(Rows from a dataset)
★ ★ ★ ★
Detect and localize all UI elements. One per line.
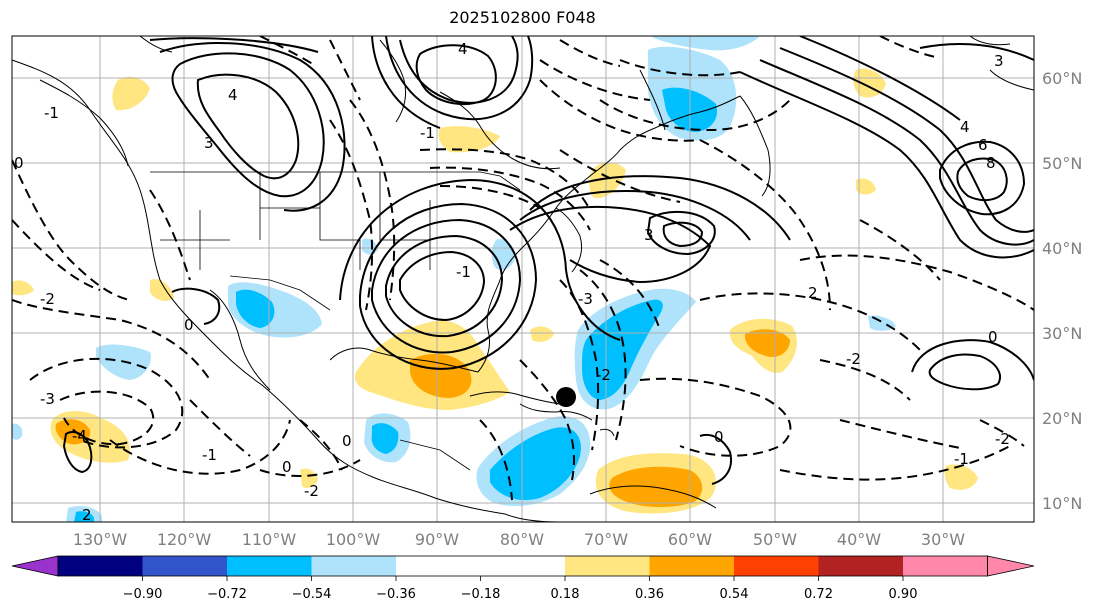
contour-label: 3 <box>994 52 1004 70</box>
contour-label: 2 <box>808 284 818 302</box>
colorbar-segment <box>480 556 565 576</box>
lon-label: 80°W <box>500 530 544 549</box>
contour-label: -1 <box>954 450 969 468</box>
map-title: 2025102800 F048 <box>449 8 596 27</box>
colorbar-segment <box>903 556 988 576</box>
contour-label: 8 <box>986 154 996 172</box>
latitude-labels: 60°N 50°N 40°N 30°N 20°N 10°N <box>1042 69 1082 513</box>
lat-lon-grid <box>12 36 1034 522</box>
contour-label: 2 <box>82 506 92 524</box>
contour-label: 6 <box>978 136 988 154</box>
lon-label: 70°W <box>584 530 628 549</box>
contour-label: 0 <box>988 328 998 346</box>
colorbar-segment <box>58 556 143 576</box>
contour-label: -3 <box>40 390 55 408</box>
lon-label: 90°W <box>415 530 459 549</box>
negative-anomaly-mexico-core <box>236 289 275 328</box>
colorbar-segment <box>396 556 481 576</box>
contour-label: 4 <box>228 86 238 104</box>
contour-label: -1 <box>202 446 217 464</box>
lat-label: 50°N <box>1042 154 1082 173</box>
lat-label: 30°N <box>1042 324 1082 343</box>
colorbar-tick-label: −0.18 <box>461 587 501 602</box>
contour-label: -3 <box>578 290 593 308</box>
negative-anomaly-atlantic-core <box>582 299 663 400</box>
shaded-anomaly-regions <box>12 36 978 522</box>
contour-label: -2 <box>995 430 1010 448</box>
colorbar-segment <box>565 556 650 576</box>
contour-label: 4 <box>960 118 970 136</box>
colorbar-tick-label: −0.90 <box>123 587 163 602</box>
contour-label: 0 <box>282 458 292 476</box>
lon-label: 60°W <box>668 530 712 549</box>
contour-label: -2 <box>846 350 861 368</box>
colorbar-tick-label: −0.54 <box>292 587 332 602</box>
lon-label: 130°W <box>73 530 128 549</box>
coastlines <box>12 36 1034 522</box>
lat-label: 20°N <box>1042 409 1082 428</box>
colorbar-segment <box>734 556 819 576</box>
colorbar-segment <box>818 556 903 576</box>
lon-label: 120°W <box>157 530 212 549</box>
contour-label: 0 <box>184 316 194 334</box>
contour-labels: 4 3 0 -1 -2 0 -3 -4 2 -1 0 -2 0 -1 4 3 6… <box>14 40 1010 524</box>
longitude-labels: 130°W 120°W 110°W 100°W 90°W 80°W 70°W 6… <box>73 530 965 549</box>
colorbar-tick-label: 0.18 <box>551 587 580 602</box>
colorbar-segment <box>227 556 312 576</box>
contour-label: -2 <box>304 482 319 500</box>
contour-label: -2 <box>596 366 611 384</box>
colorbar-extend-low <box>11 555 59 577</box>
colorbar-segment <box>142 556 227 576</box>
colorbar-tick-label: 0.36 <box>635 587 664 602</box>
negative-anomaly-caribbean-core <box>490 427 581 501</box>
colorbar-tick-label: −0.72 <box>207 587 247 602</box>
positive-anomaly-atlantic-core <box>744 329 790 358</box>
lat-label: 60°N <box>1042 69 1082 88</box>
storm-center-marker <box>556 387 576 407</box>
contour-label: -1 <box>44 104 59 122</box>
contour-label: -2 <box>40 290 55 308</box>
lat-label: 40°N <box>1042 239 1082 258</box>
dashed-contours <box>12 36 1034 501</box>
colorbar-segment <box>311 556 396 576</box>
colorbar-tick-label: 0.90 <box>889 587 918 602</box>
lon-label: 50°W <box>753 530 797 549</box>
contour-label: 3 <box>204 134 214 152</box>
colorbar-segment <box>649 556 734 576</box>
colorbar-tick-label: 0.72 <box>804 587 833 602</box>
contour-label: -1 <box>456 263 471 281</box>
lon-label: 40°W <box>837 530 881 549</box>
contour-label: 0 <box>714 428 724 446</box>
contour-label: 3 <box>644 226 654 244</box>
contour-label: -1 <box>420 124 435 142</box>
positive-anomaly-gulf-core <box>410 353 472 398</box>
contour-label: 0 <box>14 154 24 172</box>
contour-label: -4 <box>72 427 87 445</box>
map-frame <box>11 35 1035 523</box>
colorbar: −0.90 −0.72 −0.54 −0.36 −0.18 0.18 0.36 … <box>11 555 1035 602</box>
lon-label: 110°W <box>242 530 297 549</box>
contour-label: 0 <box>342 432 352 450</box>
lat-label: 10°N <box>1042 494 1082 513</box>
contour-label: 4 <box>458 40 468 58</box>
lon-label: 100°W <box>326 530 381 549</box>
colorbar-tick-label: 0.54 <box>720 587 749 602</box>
colorbar-tick-label: −0.36 <box>376 587 416 602</box>
lon-label: 30°W <box>921 530 965 549</box>
colorbar-extend-high <box>987 555 1035 577</box>
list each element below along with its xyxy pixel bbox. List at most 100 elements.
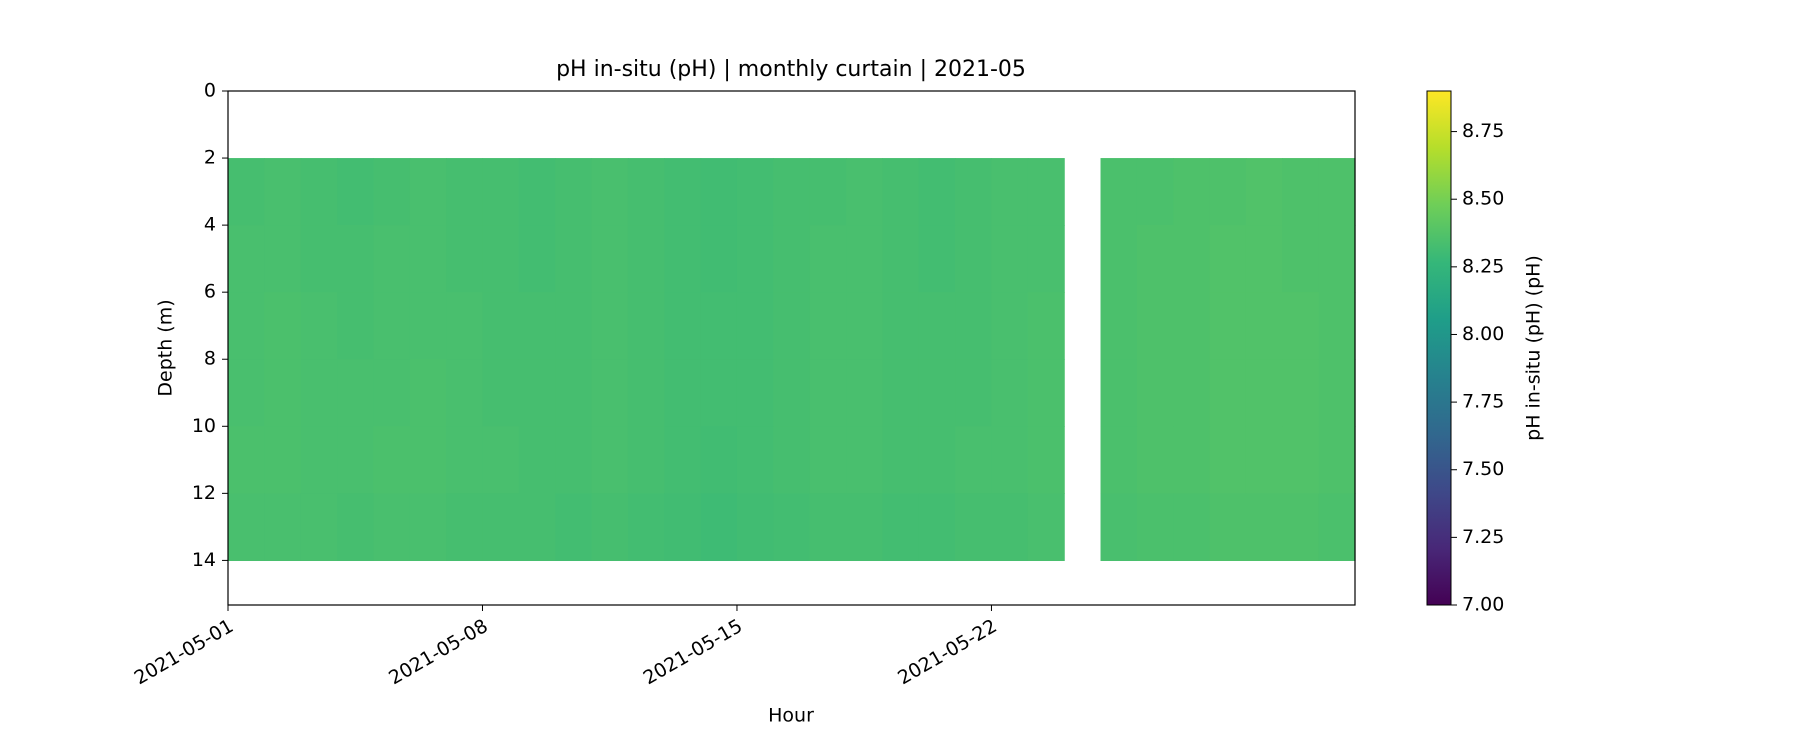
heatmap-cell [300, 225, 338, 293]
colorbar-tick-label: 7.00 [1462, 594, 1504, 616]
y-tick-label: 12 [192, 482, 216, 504]
heatmap-cell [1027, 225, 1065, 293]
heatmap-cell [991, 225, 1029, 293]
heatmap-cell [1027, 158, 1065, 226]
heatmap-cell [736, 359, 774, 427]
heatmap-cell [809, 158, 847, 226]
heatmap-cell [809, 359, 847, 427]
heatmap-cell [700, 225, 738, 293]
heatmap-cell [809, 292, 847, 360]
heatmap-cell [1209, 292, 1247, 360]
x-tick-label: 2021-05-08 [385, 615, 492, 689]
heatmap-cell [1136, 292, 1174, 360]
plot-frame [227, 90, 1356, 606]
heatmap-cell [773, 158, 811, 226]
colorbar-tick-label: 8.25 [1462, 255, 1504, 277]
heatmap-cell [1100, 292, 1138, 360]
heatmap-cell [773, 225, 811, 293]
heatmap-cell [736, 426, 774, 494]
heatmap-cell [1245, 225, 1283, 293]
heatmap-cell [337, 493, 375, 562]
heatmap-cell [664, 426, 702, 494]
heatmap-cell [518, 493, 556, 562]
x-tick-label: 2021-05-22 [894, 615, 1001, 689]
heatmap-cell [1027, 292, 1065, 360]
heatmap-cell [736, 225, 774, 293]
heatmap-cell [373, 158, 411, 226]
colorbar-tick-label: 7.50 [1462, 458, 1504, 480]
heatmap-cell [991, 493, 1029, 562]
heatmap-cell [1136, 426, 1174, 494]
heatmap-cell [264, 225, 302, 293]
heatmap-cell [955, 292, 993, 360]
heatmap-cell [846, 158, 883, 226]
y-tick-label: 10 [192, 415, 216, 437]
heatmap-cell [882, 359, 920, 427]
heatmap-cell [809, 493, 847, 562]
heatmap-cell [518, 426, 556, 494]
heatmap-cell [555, 225, 593, 293]
heatmap-cell [809, 225, 847, 293]
heatmap-cell [846, 493, 883, 562]
heatmap-cell [555, 493, 593, 562]
heatmap-cell [1282, 493, 1320, 562]
heatmap-cell [955, 225, 993, 293]
heatmap-cell [1209, 158, 1247, 226]
heatmap-cell [373, 359, 411, 427]
heatmap-cell [482, 493, 520, 562]
y-tick-label: 14 [192, 549, 216, 571]
heatmap-cell [264, 158, 302, 226]
heatmap-cell [300, 493, 338, 562]
heatmap-cell [591, 426, 629, 494]
heatmap-cell [591, 225, 629, 293]
heatmap-cell [773, 359, 811, 427]
heatmap-cell [1245, 493, 1283, 562]
heatmap-cell [228, 158, 265, 226]
heatmap-cell [627, 426, 665, 494]
heatmap-cell [1318, 359, 1356, 427]
heatmap-cell [991, 359, 1029, 427]
heatmap-cell [1173, 493, 1211, 562]
heatmap-cell [1245, 292, 1283, 360]
heatmap-cell [918, 493, 956, 562]
heatmap-cell [409, 359, 447, 427]
heatmap-cell [918, 359, 956, 427]
heatmap-cell [555, 292, 593, 360]
heatmap-cell [700, 292, 738, 360]
heatmap-cell [700, 158, 738, 226]
heatmap-cell [882, 158, 920, 226]
heatmap-cell [700, 359, 738, 427]
heatmap-cell [409, 225, 447, 293]
heatmap-cell [409, 493, 447, 562]
x-axis-label: Hour [768, 705, 814, 727]
y-tick-label: 2 [204, 147, 216, 169]
heatmap-cell [446, 225, 484, 293]
heatmap-cell [991, 426, 1029, 494]
colorbar-tick-label: 8.00 [1462, 323, 1504, 345]
heatmap-cell [337, 225, 375, 293]
heatmap-cell [1245, 158, 1283, 226]
heatmap-cell [409, 158, 447, 226]
heatmap-cell [627, 225, 665, 293]
heatmap-cell [591, 493, 629, 562]
heatmap-cell [591, 292, 629, 360]
heatmap-cell [300, 158, 338, 226]
heatmap-cell [1318, 292, 1356, 360]
heatmap-cell [846, 292, 883, 360]
heatmap-cell [300, 292, 338, 360]
heatmap-cell [409, 292, 447, 360]
heatmap-cell [264, 493, 302, 562]
x-tick-label: 2021-05-15 [640, 615, 747, 689]
heatmap-cell [1136, 493, 1174, 562]
heatmap-cell [918, 225, 956, 293]
heatmap-cell [664, 158, 702, 226]
heatmap-cell [228, 225, 265, 293]
heatmap-cell [446, 493, 484, 562]
heatmap-cell [1318, 158, 1356, 226]
heatmap-cell [446, 158, 484, 226]
colorbar-label: pH in-situ (pH) (pH) [1523, 255, 1545, 441]
heatmap-cell [1136, 158, 1174, 226]
heatmap-cell [446, 426, 484, 494]
heatmap-cell [700, 426, 738, 494]
heatmap-cell [1027, 493, 1065, 562]
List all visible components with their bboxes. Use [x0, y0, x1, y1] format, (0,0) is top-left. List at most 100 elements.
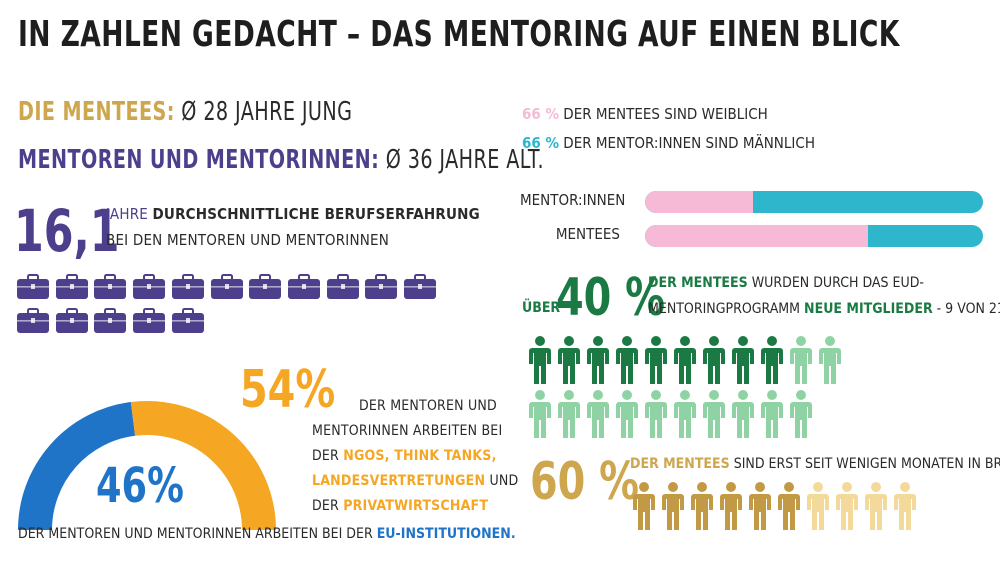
★ ★ ★ ★
What to do:
Output as a JSON list of strings, one string per line and with blank lines omitted, the part of the data above that opens with the line containing "contour-label: 3 <box>994 52 1004 70</box>" and closes with the line containing "lat-label: 50°N <box>1042 154 1082 173</box>".

Final result:
[
  "contour-label: 3 <box>994 52 1004 70</box>",
  "contour-label: 2 <box>808 284 818 302</box>",
  "colorbar-segment <box>480 556 565 576</box>",
  "lon-label: 80°W <box>500 530 544 549</box>",
  "contour-label: -1 <box>954 450 969 468</box>",
  "map-title: 2025102800 F048 <box>449 8 596 27</box>",
  "colorbar-segment <box>903 556 988 576</box>",
  "contour-label: 8 <box>986 154 996 172</box>",
  "latitude-labels: 60°N 50°N 40°N 30°N 20°N 10°N <box>1042 69 1082 513</box>",
  "lat-lon-grid <box>12 36 1034 522</box>",
  "contour-label: 2 <box>82 506 92 524</box>",
  "contour-label: 6 <box>978 136 988 154</box>",
  "lon-label: 70°W <box>584 530 628 549</box>",
  "contour-label: 0 <box>988 328 998 346</box>",
  "colorbar-segment <box>58 556 143 576</box>",
  "contour-label: -3 <box>40 390 55 408</box>",
  "lon-label: 90°W <box>415 530 459 549</box>",
  "negative-anomaly-mexico-core <box>236 289 275 328</box>",
  "colorbar-segment <box>396 556 481 576</box>",
  "contour-label: 4 <box>228 86 238 104</box>",
  "contour-label: -1 <box>202 446 217 464</box>",
  "lat-label: 50°N <box>1042 154 1082 173</box>"
]